- _The request_:
Please copy out every one of the rows below word for word, without changing anything.

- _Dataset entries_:
* Start *
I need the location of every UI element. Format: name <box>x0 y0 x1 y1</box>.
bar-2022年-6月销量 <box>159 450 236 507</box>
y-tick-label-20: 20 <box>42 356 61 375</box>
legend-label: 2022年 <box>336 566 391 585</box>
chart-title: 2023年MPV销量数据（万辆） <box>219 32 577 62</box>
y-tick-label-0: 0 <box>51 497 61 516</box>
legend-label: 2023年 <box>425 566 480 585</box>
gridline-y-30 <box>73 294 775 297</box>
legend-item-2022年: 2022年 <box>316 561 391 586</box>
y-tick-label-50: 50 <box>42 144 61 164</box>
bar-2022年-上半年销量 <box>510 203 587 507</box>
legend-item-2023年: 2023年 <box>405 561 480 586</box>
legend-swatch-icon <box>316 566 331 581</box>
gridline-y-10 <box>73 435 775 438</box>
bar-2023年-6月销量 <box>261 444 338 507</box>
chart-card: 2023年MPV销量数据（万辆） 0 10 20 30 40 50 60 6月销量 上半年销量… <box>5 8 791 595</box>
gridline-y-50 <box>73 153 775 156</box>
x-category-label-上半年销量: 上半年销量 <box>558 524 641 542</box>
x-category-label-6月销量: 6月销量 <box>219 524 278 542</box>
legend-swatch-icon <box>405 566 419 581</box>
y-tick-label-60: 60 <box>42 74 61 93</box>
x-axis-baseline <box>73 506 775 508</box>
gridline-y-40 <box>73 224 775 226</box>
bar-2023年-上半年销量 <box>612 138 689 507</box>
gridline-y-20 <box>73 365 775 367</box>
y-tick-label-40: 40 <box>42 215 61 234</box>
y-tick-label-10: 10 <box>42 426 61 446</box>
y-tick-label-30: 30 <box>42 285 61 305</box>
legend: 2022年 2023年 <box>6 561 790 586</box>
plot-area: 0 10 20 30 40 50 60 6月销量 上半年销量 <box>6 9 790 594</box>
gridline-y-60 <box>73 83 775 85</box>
* End *
- _Exercise solution_:
I need the location of every UI element. Format: name <box>x0 y0 x1 y1</box>.
bar-2022年-6月销量 <box>159 450 236 507</box>
y-tick-label-20: 20 <box>42 356 61 375</box>
legend-label: 2022年 <box>336 566 391 585</box>
chart-title: 2023年MPV销量数据（万辆） <box>219 32 577 62</box>
y-tick-label-0: 0 <box>51 497 61 516</box>
legend-label: 2023年 <box>425 566 480 585</box>
gridline-y-30 <box>73 294 775 297</box>
legend-item-2022年: 2022年 <box>316 561 391 586</box>
y-tick-label-50: 50 <box>42 144 61 164</box>
bar-2022年-上半年销量 <box>510 203 587 507</box>
legend-item-2023年: 2023年 <box>405 561 480 586</box>
legend-swatch-icon <box>316 566 331 581</box>
gridline-y-10 <box>73 435 775 438</box>
bar-2023年-6月销量 <box>261 444 338 507</box>
chart-card: 2023年MPV销量数据（万辆） 0 10 20 30 40 50 60 6月销量 上半年销量… <box>5 8 791 595</box>
gridline-y-50 <box>73 153 775 156</box>
x-category-label-上半年销量: 上半年销量 <box>558 524 641 542</box>
x-category-label-6月销量: 6月销量 <box>219 524 278 542</box>
legend-swatch-icon <box>405 566 419 581</box>
y-tick-label-60: 60 <box>42 74 61 93</box>
x-axis-baseline <box>73 506 775 508</box>
gridline-y-40 <box>73 224 775 226</box>
bar-2023年-上半年销量 <box>612 138 689 507</box>
gridline-y-20 <box>73 365 775 367</box>
y-tick-label-40: 40 <box>42 215 61 234</box>
y-tick-label-10: 10 <box>42 426 61 446</box>
y-tick-label-30: 30 <box>42 285 61 305</box>
legend: 2022年 2023年 <box>6 561 790 586</box>
plot-area: 0 10 20 30 40 50 60 6月销量 上半年销量 <box>6 9 790 594</box>
gridline-y-60 <box>73 83 775 85</box>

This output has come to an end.